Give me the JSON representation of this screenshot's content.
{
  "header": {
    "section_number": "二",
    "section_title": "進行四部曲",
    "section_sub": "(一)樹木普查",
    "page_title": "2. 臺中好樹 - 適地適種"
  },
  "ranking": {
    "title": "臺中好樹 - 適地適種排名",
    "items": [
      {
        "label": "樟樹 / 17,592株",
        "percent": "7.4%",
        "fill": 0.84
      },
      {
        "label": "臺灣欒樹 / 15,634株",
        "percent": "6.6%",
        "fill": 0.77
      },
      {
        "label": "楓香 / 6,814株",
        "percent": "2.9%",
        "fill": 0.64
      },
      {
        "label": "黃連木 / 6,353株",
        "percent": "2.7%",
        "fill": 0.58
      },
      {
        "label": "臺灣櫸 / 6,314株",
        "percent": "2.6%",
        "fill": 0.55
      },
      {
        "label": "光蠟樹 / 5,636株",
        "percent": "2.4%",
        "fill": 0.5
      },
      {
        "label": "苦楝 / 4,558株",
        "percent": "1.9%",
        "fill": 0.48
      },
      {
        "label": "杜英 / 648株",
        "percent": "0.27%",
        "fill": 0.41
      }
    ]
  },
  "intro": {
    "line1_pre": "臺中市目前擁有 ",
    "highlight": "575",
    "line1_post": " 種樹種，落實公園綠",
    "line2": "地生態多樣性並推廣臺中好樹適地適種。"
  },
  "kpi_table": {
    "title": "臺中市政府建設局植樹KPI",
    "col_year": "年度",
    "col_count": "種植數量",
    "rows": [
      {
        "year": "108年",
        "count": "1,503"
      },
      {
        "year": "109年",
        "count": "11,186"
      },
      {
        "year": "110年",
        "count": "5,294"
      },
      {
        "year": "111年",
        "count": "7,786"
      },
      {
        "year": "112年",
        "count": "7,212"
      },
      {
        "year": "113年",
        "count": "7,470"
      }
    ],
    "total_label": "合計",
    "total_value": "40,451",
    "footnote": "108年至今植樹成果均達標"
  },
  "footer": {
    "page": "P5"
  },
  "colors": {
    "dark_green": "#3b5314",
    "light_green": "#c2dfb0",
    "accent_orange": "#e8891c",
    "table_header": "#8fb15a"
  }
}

·····

Exercise details ▸
Repeat back the data above, exact to the last character.

Task answer ▸
Give me the JSON representation of this screenshot's content.
{
  "header": {
    "section_number": "二",
    "section_title": "進行四部曲",
    "section_sub": "(一)樹木普查",
    "page_title": "2. 臺中好樹 - 適地適種"
  },
  "ranking": {
    "title": "臺中好樹 - 適地適種排名",
    "items": [
      {
        "label": "樟樹 / 17,592株",
        "percent": "7.4%",
        "fill": 0.84
      },
      {
        "label": "臺灣欒樹 / 15,634株",
        "percent": "6.6%",
        "fill": 0.77
      },
      {
        "label": "楓香 / 6,814株",
        "percent": "2.9%",
        "fill": 0.64
      },
      {
        "label": "黃連木 / 6,353株",
        "percent": "2.7%",
        "fill": 0.58
      },
      {
        "label": "臺灣櫸 / 6,314株",
        "percent": "2.6%",
        "fill": 0.55
      },
      {
        "label": "光蠟樹 / 5,636株",
        "percent": "2.4%",
        "fill": 0.5
      },
      {
        "label": "苦楝 / 4,558株",
        "percent": "1.9%",
        "fill": 0.48
      },
      {
        "label": "杜英 / 648株",
        "percent": "0.27%",
        "fill": 0.41
      }
    ]
  },
  "intro": {
    "line1_pre": "臺中市目前擁有 ",
    "highlight": "575",
    "line1_post": " 種樹種，落實公園綠",
    "line2": "地生態多樣性並推廣臺中好樹適地適種。"
  },
  "kpi_table": {
    "title": "臺中市政府建設局植樹KPI",
    "col_year": "年度",
    "col_count": "種植數量",
    "rows": [
      {
        "year": "108年",
        "count": "1,503"
      },
      {
        "year": "109年",
        "count": "11,186"
      },
      {
        "year": "110年",
        "count": "5,294"
      },
      {
        "year": "111年",
        "count": "7,786"
      },
      {
        "year": "112年",
        "count": "7,212"
      },
      {
        "year": "113年",
        "count": "7,470"
      }
    ],
    "total_label": "合計",
    "total_value": "40,451",
    "footnote": "108年至今植樹成果均達標"
  },
  "footer": {
    "page": "P5"
  },
  "colors": {
    "dark_green": "#3b5314",
    "light_green": "#c2dfb0",
    "accent_orange": "#e8891c",
    "table_header": "#8fb15a"
  }
}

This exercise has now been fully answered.